» THE REQUEST: Render the lines of the records from the line holding "I need the location" through the line holding "CMS (187, 339, 192, 346)", both included, as a JSON list of strings with one string per line, leaving out blank lines and pictures.

* Start EXERCISE DATA *

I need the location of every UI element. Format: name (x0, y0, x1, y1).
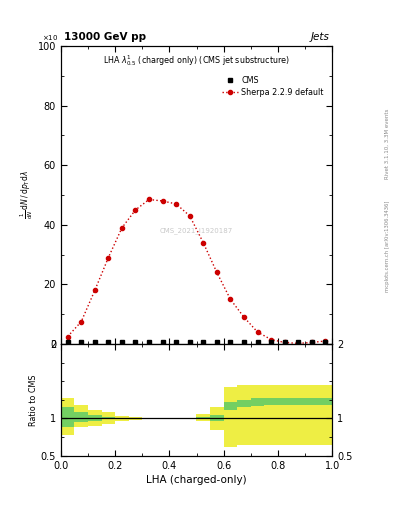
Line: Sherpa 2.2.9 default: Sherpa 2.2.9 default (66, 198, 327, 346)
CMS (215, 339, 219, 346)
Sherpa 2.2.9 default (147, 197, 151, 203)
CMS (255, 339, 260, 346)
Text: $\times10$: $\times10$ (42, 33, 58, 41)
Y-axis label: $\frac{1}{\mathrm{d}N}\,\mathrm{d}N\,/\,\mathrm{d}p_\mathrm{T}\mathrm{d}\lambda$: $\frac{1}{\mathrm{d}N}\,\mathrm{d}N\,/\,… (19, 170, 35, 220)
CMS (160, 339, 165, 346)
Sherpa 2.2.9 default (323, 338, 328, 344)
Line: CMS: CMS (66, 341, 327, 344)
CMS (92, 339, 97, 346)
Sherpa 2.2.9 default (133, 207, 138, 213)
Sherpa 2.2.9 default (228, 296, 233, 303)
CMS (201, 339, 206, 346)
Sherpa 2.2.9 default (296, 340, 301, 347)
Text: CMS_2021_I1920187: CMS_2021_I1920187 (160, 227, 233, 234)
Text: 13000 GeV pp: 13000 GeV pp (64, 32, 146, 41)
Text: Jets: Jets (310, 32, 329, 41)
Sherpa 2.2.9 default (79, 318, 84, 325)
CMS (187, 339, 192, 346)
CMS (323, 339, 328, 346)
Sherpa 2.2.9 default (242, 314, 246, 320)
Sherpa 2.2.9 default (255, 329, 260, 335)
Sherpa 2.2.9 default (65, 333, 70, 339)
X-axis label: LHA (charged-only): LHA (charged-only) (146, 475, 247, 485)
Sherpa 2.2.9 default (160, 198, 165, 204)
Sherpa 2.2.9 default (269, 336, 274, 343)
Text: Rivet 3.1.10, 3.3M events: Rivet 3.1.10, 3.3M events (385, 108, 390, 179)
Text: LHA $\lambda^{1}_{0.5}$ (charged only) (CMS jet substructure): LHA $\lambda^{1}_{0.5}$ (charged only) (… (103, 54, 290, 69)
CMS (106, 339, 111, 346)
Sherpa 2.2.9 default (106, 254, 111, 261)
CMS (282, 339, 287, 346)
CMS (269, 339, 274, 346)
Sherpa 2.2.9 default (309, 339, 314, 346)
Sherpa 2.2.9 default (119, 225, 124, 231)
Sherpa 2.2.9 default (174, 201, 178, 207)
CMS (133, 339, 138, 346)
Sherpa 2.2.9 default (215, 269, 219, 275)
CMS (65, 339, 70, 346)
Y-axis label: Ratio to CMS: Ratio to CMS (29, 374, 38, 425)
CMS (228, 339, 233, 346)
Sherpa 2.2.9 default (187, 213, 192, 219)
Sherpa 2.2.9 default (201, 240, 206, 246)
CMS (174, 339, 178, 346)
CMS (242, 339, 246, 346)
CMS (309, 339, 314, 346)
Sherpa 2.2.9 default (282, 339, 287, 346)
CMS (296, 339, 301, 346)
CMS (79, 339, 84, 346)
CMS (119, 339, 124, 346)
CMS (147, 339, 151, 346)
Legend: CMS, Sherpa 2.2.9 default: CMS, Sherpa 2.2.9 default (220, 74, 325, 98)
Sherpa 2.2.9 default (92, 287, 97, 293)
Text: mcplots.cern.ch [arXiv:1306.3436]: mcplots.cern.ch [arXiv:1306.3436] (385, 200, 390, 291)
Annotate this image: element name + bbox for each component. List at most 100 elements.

* End EXERCISE DATA *
* Start EXERCISE DATA *

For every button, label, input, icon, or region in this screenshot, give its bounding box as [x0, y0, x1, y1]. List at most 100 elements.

* End EXERCISE DATA *

» OUTPUT BELOW:
[
  "I need the location of every UI element. Format: name (x0, y0, x1, y1).",
  "Line: Sherpa 2.2.9 default: Sherpa 2.2.9 default (66, 198, 327, 346)",
  "CMS (215, 339, 219, 346)",
  "Sherpa 2.2.9 default (147, 197, 151, 203)",
  "CMS (255, 339, 260, 346)",
  "Text: $\\times10$: $\\times10$ (42, 33, 58, 41)",
  "Y-axis label: $\\frac{1}{\\mathrm{d}N}\\,\\mathrm{d}N\\,/\\,\\mathrm{d}p_\\mathrm{T}\\mathrm{d}\\lambda$: $\\frac{1}{\\mathrm{d}N}\\,\\mathrm{d}N\\,/\\,… (19, 170, 35, 220)",
  "CMS (160, 339, 165, 346)",
  "Sherpa 2.2.9 default (323, 338, 328, 344)",
  "Line: CMS: CMS (66, 341, 327, 344)",
  "CMS (92, 339, 97, 346)",
  "Sherpa 2.2.9 default (133, 207, 138, 213)",
  "Sherpa 2.2.9 default (228, 296, 233, 303)",
  "CMS (201, 339, 206, 346)",
  "Sherpa 2.2.9 default (296, 340, 301, 347)",
  "Text: CMS_2021_I1920187: CMS_2021_I1920187 (160, 227, 233, 234)",
  "Text: 13000 GeV pp: 13000 GeV pp (64, 32, 146, 41)",
  "Text: Jets: Jets (310, 32, 329, 41)",
  "Sherpa 2.2.9 default (79, 318, 84, 325)",
  "CMS (187, 339, 192, 346)"
]